> **Work to complete**
The entries below are to be repeated exactly as they stand.

-------------------------

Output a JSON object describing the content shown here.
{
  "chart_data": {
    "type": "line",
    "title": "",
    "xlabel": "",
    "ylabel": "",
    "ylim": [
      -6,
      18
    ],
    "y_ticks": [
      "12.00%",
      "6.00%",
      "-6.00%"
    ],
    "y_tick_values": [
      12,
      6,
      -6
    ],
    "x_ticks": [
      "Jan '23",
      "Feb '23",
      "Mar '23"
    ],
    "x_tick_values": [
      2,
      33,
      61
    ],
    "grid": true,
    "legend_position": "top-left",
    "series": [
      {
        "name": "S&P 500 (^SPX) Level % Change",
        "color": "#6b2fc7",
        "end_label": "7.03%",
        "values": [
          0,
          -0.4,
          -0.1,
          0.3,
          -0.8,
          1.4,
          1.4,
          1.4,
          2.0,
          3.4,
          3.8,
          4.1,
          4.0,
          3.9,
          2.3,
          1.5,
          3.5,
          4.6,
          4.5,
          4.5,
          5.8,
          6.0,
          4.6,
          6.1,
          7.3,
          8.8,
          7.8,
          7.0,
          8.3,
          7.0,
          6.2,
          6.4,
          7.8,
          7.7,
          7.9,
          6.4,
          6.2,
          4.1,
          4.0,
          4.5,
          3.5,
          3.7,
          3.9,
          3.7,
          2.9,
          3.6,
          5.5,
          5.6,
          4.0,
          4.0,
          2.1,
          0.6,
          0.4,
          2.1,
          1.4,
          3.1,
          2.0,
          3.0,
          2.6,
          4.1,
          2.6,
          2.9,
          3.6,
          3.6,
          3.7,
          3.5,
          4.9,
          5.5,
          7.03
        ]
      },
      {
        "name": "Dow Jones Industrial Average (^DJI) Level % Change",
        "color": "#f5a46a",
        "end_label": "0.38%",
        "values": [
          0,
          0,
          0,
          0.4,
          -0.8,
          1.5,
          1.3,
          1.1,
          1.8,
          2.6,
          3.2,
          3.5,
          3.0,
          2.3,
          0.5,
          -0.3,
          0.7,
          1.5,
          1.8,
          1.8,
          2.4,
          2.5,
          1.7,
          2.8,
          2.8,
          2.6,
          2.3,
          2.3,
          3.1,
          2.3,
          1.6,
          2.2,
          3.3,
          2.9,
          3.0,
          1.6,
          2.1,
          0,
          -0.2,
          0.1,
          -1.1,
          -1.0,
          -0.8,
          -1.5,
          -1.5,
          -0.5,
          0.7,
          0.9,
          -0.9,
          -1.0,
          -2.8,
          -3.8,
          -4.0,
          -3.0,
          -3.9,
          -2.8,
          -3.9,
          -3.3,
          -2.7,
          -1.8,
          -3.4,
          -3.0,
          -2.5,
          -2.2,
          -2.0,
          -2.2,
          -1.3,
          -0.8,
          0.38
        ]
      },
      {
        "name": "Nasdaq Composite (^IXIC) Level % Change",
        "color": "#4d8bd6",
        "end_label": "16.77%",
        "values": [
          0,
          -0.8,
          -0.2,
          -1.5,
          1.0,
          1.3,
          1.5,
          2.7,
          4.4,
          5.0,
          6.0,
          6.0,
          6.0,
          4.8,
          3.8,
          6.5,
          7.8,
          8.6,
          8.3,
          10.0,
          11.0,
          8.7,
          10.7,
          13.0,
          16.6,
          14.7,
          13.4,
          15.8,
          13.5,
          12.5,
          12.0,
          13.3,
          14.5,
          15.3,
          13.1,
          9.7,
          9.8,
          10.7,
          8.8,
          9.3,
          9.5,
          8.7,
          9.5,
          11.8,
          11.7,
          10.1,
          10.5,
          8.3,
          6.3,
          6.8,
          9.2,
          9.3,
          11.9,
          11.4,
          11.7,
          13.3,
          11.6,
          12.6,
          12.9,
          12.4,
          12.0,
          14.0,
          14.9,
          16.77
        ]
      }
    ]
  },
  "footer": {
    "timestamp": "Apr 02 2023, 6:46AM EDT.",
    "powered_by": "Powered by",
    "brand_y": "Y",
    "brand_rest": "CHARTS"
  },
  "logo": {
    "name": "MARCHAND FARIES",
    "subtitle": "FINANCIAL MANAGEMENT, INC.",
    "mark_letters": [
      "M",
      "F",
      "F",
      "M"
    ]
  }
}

-------------------------

> **Response below**
Output a JSON object describing the content shown here.
{
  "chart_data": {
    "type": "line",
    "title": "",
    "xlabel": "",
    "ylabel": "",
    "ylim": [
      -6,
      18
    ],
    "y_ticks": [
      "12.00%",
      "6.00%",
      "-6.00%"
    ],
    "y_tick_values": [
      12,
      6,
      -6
    ],
    "x_ticks": [
      "Jan '23",
      "Feb '23",
      "Mar '23"
    ],
    "x_tick_values": [
      2,
      33,
      61
    ],
    "grid": true,
    "legend_position": "top-left",
    "series": [
      {
        "name": "S&P 500 (^SPX) Level % Change",
        "color": "#6b2fc7",
        "end_label": "7.03%",
        "values": [
          0,
          -0.4,
          -0.1,
          0.3,
          -0.8,
          1.4,
          1.4,
          1.4,
          2.0,
          3.4,
          3.8,
          4.1,
          4.0,
          3.9,
          2.3,
          1.5,
          3.5,
          4.6,
          4.5,
          4.5,
          5.8,
          6.0,
          4.6,
          6.1,
          7.3,
          8.8,
          7.8,
          7.0,
          8.3,
          7.0,
          6.2,
          6.4,
          7.8,
          7.7,
          7.9,
          6.4,
          6.2,
          4.1,
          4.0,
          4.5,
          3.5,
          3.7,
          3.9,
          3.7,
          2.9,
          3.6,
          5.5,
          5.6,
          4.0,
          4.0,
          2.1,
          0.6,
          0.4,
          2.1,
          1.4,
          3.1,
          2.0,
          3.0,
          2.6,
          4.1,
          2.6,
          2.9,
          3.6,
          3.6,
          3.7,
          3.5,
          4.9,
          5.5,
          7.03
        ]
      },
      {
        "name": "Dow Jones Industrial Average (^DJI) Level % Change",
        "color": "#f5a46a",
        "end_label": "0.38%",
        "values": [
          0,
          0,
          0,
          0.4,
          -0.8,
          1.5,
          1.3,
          1.1,
          1.8,
          2.6,
          3.2,
          3.5,
          3.0,
          2.3,
          0.5,
          -0.3,
          0.7,
          1.5,
          1.8,
          1.8,
          2.4,
          2.5,
          1.7,
          2.8,
          2.8,
          2.6,
          2.3,
          2.3,
          3.1,
          2.3,
          1.6,
          2.2,
          3.3,
          2.9,
          3.0,
          1.6,
          2.1,
          0,
          -0.2,
          0.1,
          -1.1,
          -1.0,
          -0.8,
          -1.5,
          -1.5,
          -0.5,
          0.7,
          0.9,
          -0.9,
          -1.0,
          -2.8,
          -3.8,
          -4.0,
          -3.0,
          -3.9,
          -2.8,
          -3.9,
          -3.3,
          -2.7,
          -1.8,
          -3.4,
          -3.0,
          -2.5,
          -2.2,
          -2.0,
          -2.2,
          -1.3,
          -0.8,
          0.38
        ]
      },
      {
        "name": "Nasdaq Composite (^IXIC) Level % Change",
        "color": "#4d8bd6",
        "end_label": "16.77%",
        "values": [
          0,
          -0.8,
          -0.2,
          -1.5,
          1.0,
          1.3,
          1.5,
          2.7,
          4.4,
          5.0,
          6.0,
          6.0,
          6.0,
          4.8,
          3.8,
          6.5,
          7.8,
          8.6,
          8.3,
          10.0,
          11.0,
          8.7,
          10.7,
          13.0,
          16.6,
          14.7,
          13.4,
          15.8,
          13.5,
          12.5,
          12.0,
          13.3,
          14.5,
          15.3,
          13.1,
          9.7,
          9.8,
          10.7,
          8.8,
          9.3,
          9.5,
          8.7,
          9.5,
          11.8,
          11.7,
          10.1,
          10.5,
          8.3,
          6.3,
          6.8,
          9.2,
          9.3,
          11.9,
          11.4,
          11.7,
          13.3,
          11.6,
          12.6,
          12.9,
          12.4,
          12.0,
          14.0,
          14.9,
          16.77
        ]
      }
    ]
  },
  "footer": {
    "timestamp": "Apr 02 2023, 6:46AM EDT.",
    "powered_by": "Powered by",
    "brand_y": "Y",
    "brand_rest": "CHARTS"
  },
  "logo": {
    "name": "MARCHAND FARIES",
    "subtitle": "FINANCIAL MANAGEMENT, INC.",
    "mark_letters": [
      "M",
      "F",
      "F",
      "M"
    ]
  }
}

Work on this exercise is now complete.